Task brief. Copy every line of the data below word for word, with nothing added, dropped, or changed.

Records shown.
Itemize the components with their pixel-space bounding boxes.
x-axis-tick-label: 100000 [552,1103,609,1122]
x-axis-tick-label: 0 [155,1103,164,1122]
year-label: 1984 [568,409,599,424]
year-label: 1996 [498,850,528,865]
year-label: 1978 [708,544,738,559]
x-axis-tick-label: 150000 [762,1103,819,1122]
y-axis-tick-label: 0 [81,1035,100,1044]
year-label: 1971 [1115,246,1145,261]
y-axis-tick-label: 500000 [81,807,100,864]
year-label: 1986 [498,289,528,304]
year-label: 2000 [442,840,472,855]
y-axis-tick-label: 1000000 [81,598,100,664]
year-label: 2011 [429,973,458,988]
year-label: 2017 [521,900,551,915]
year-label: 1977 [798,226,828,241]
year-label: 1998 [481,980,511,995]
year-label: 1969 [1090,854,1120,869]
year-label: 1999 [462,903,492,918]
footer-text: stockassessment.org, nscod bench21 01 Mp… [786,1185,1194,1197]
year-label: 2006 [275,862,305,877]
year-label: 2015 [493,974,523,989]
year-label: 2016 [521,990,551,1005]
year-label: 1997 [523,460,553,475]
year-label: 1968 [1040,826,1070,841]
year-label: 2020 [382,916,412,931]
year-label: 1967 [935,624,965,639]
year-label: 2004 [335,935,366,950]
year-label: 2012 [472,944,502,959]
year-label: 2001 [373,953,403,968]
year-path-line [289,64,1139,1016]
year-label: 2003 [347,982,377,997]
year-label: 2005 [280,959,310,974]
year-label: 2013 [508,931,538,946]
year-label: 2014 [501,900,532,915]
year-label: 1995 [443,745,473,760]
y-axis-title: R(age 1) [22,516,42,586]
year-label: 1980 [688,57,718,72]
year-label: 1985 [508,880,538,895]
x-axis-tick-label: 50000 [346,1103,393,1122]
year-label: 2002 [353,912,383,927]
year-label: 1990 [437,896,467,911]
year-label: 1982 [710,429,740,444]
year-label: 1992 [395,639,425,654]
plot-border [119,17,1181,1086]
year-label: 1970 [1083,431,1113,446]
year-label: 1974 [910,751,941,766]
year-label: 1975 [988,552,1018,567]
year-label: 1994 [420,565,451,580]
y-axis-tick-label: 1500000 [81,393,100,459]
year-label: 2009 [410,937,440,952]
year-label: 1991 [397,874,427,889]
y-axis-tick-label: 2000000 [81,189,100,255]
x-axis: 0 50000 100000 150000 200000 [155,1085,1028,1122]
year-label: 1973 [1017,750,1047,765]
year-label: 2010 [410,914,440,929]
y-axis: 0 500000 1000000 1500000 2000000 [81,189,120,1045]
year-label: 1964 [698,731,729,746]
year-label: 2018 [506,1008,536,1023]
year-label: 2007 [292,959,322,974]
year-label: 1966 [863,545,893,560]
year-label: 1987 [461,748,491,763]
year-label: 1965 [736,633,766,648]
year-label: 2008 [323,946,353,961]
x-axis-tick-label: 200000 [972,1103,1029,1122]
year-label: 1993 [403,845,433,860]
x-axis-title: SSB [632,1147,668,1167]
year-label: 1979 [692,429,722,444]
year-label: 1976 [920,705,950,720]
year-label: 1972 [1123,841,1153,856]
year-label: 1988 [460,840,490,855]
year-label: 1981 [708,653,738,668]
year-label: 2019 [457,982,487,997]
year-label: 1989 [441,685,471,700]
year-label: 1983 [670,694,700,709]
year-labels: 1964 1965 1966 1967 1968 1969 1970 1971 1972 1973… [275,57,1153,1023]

Response.
Itemize the components with their pixel-space bounding boxes.
x-axis-tick-label: 100000 [552,1103,609,1122]
x-axis-tick-label: 0 [155,1103,164,1122]
year-label: 1984 [568,409,599,424]
year-label: 1996 [498,850,528,865]
year-label: 1978 [708,544,738,559]
x-axis-tick-label: 150000 [762,1103,819,1122]
y-axis-tick-label: 0 [81,1035,100,1044]
year-label: 1971 [1115,246,1145,261]
y-axis-tick-label: 500000 [81,807,100,864]
year-label: 1986 [498,289,528,304]
year-label: 2000 [442,840,472,855]
y-axis-tick-label: 1000000 [81,598,100,664]
year-label: 2011 [429,973,458,988]
year-label: 2017 [521,900,551,915]
year-label: 1977 [798,226,828,241]
year-label: 1998 [481,980,511,995]
year-label: 1969 [1090,854,1120,869]
year-label: 1999 [462,903,492,918]
footer-text: stockassessment.org, nscod bench21 01 Mp… [786,1185,1194,1197]
year-label: 2006 [275,862,305,877]
year-label: 2015 [493,974,523,989]
year-label: 2016 [521,990,551,1005]
year-label: 1997 [523,460,553,475]
year-label: 1968 [1040,826,1070,841]
year-label: 2020 [382,916,412,931]
year-label: 1967 [935,624,965,639]
year-label: 2004 [335,935,366,950]
year-label: 2012 [472,944,502,959]
year-label: 2001 [373,953,403,968]
year-path-line [289,64,1139,1016]
year-label: 2003 [347,982,377,997]
year-label: 2005 [280,959,310,974]
year-label: 2013 [508,931,538,946]
year-label: 2014 [501,900,532,915]
year-label: 1995 [443,745,473,760]
y-axis-title: R(age 1) [22,516,42,586]
year-label: 1980 [688,57,718,72]
year-label: 1985 [508,880,538,895]
x-axis-tick-label: 50000 [346,1103,393,1122]
year-label: 2002 [353,912,383,927]
year-label: 1990 [437,896,467,911]
year-label: 1982 [710,429,740,444]
year-label: 1992 [395,639,425,654]
plot-border [119,17,1181,1086]
year-label: 1970 [1083,431,1113,446]
year-label: 1974 [910,751,941,766]
year-label: 1975 [988,552,1018,567]
year-label: 1994 [420,565,451,580]
y-axis-tick-label: 1500000 [81,393,100,459]
year-label: 2009 [410,937,440,952]
year-label: 1991 [397,874,427,889]
y-axis-tick-label: 2000000 [81,189,100,255]
x-axis: 0 50000 100000 150000 200000 [155,1085,1028,1122]
year-label: 1973 [1017,750,1047,765]
year-label: 2010 [410,914,440,929]
y-axis: 0 500000 1000000 1500000 2000000 [81,189,120,1045]
year-label: 1964 [698,731,729,746]
year-label: 2018 [506,1008,536,1023]
year-label: 2007 [292,959,322,974]
year-label: 1966 [863,545,893,560]
year-label: 1987 [461,748,491,763]
year-label: 1965 [736,633,766,648]
year-label: 2008 [323,946,353,961]
x-axis-tick-label: 200000 [972,1103,1029,1122]
year-label: 1993 [403,845,433,860]
x-axis-title: SSB [632,1147,668,1167]
year-label: 1979 [692,429,722,444]
year-label: 1976 [920,705,950,720]
year-label: 1972 [1123,841,1153,856]
year-label: 1988 [460,840,490,855]
year-label: 1981 [708,653,738,668]
year-label: 2019 [457,982,487,997]
year-label: 1989 [441,685,471,700]
year-label: 1983 [670,694,700,709]
year-labels: 1964 1965 1966 1967 1968 1969 1970 1971 1972 1973… [275,57,1153,1023]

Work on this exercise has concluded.